Write the data out again, character for character, with no images.

START Entries

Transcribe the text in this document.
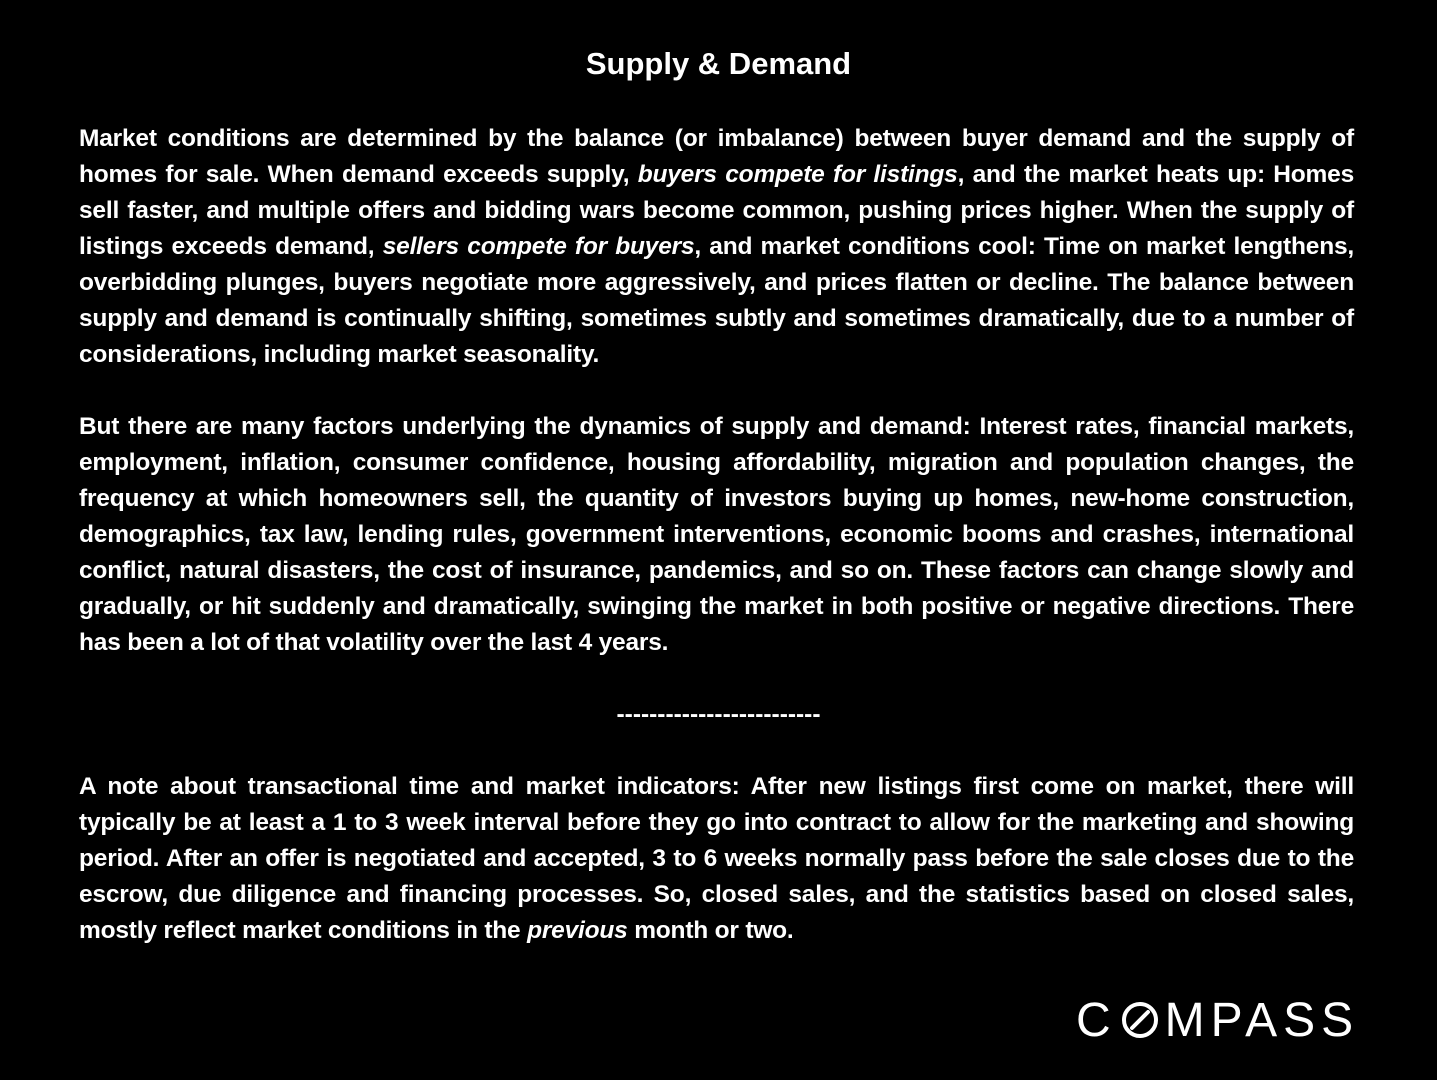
Supply & Demand

Market conditions are determined by the balance (or imbalance) between buyer demand and the supply of homes for sale. When demand exceeds supply, buyers compete for listings, and the market heats up: Homes sell faster, and multiple offers and bidding wars become common, pushing prices higher. When the supply of listings exceeds demand, sellers compete for buyers, and market conditions cool: Time on market lengthens, overbidding plunges, buyers negotiate more aggressively, and prices flatten or decline. The balance between supply and demand is continually shifting, sometimes subtly and sometimes dramatically, due to a number of considerations, including market seasonality.

But there are many factors underlying the dynamics of supply and demand: Interest rates, financial markets, employment, inflation, consumer confidence, housing affordability, migration and population changes, the frequency at which homeowners sell, the quantity of investors buying up homes, new-home construction, demographics, tax law, lending rules, government interventions, economic booms and crashes, international conflict, natural disasters, the cost of insurance, pandemics, and so on. These factors can change slowly and gradually, or hit suddenly and dramatically, swinging the market in both positive or negative directions. There has been a lot of that volatility over the last 4 years.

-------------------------

A note about transactional time and market indicators: After new listings first come on market, there will typically be at least a 1 to 3 week interval before they go into contract to allow for the marketing and showing period. After an offer is negotiated and accepted, 3 to 6 weeks normally pass before the sale closes due to the escrow, due diligence and financing processes. So, closed sales, and the statistics based on closed sales, mostly reflect market conditions in the previous month or two.

C MPASS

END Entries

Result for this exercise:
Transcribe the text in this document.
Supply & Demand

Market conditions are determined by the balance (or imbalance) between buyer demand and the supply of homes for sale. When demand exceeds supply, buyers compete for listings, and the market heats up: Homes sell faster, and multiple offers and bidding wars become common, pushing prices higher. When the supply of listings exceeds demand, sellers compete for buyers, and market conditions cool: Time on market lengthens, overbidding plunges, buyers negotiate more aggressively, and prices flatten or decline. The balance between supply and demand is continually shifting, sometimes subtly and sometimes dramatically, due to a number of considerations, including market seasonality.

But there are many factors underlying the dynamics of supply and demand: Interest rates, financial markets, employment, inflation, consumer confidence, housing affordability, migration and population changes, the frequency at which homeowners sell, the quantity of investors buying up homes, new-home construction, demographics, tax law, lending rules, government interventions, economic booms and crashes, international conflict, natural disasters, the cost of insurance, pandemics, and so on. These factors can change slowly and gradually, or hit suddenly and dramatically, swinging the market in both positive or negative directions. There has been a lot of that volatility over the last 4 years.

-------------------------

A note about transactional time and market indicators: After new listings first come on market, there will typically be at least a 1 to 3 week interval before they go into contract to allow for the marketing and showing period. After an offer is negotiated and accepted, 3 to 6 weeks normally pass before the sale closes due to the escrow, due diligence and financing processes. So, closed sales, and the statistics based on closed sales, mostly reflect market conditions in the previous month or two.

C MPASS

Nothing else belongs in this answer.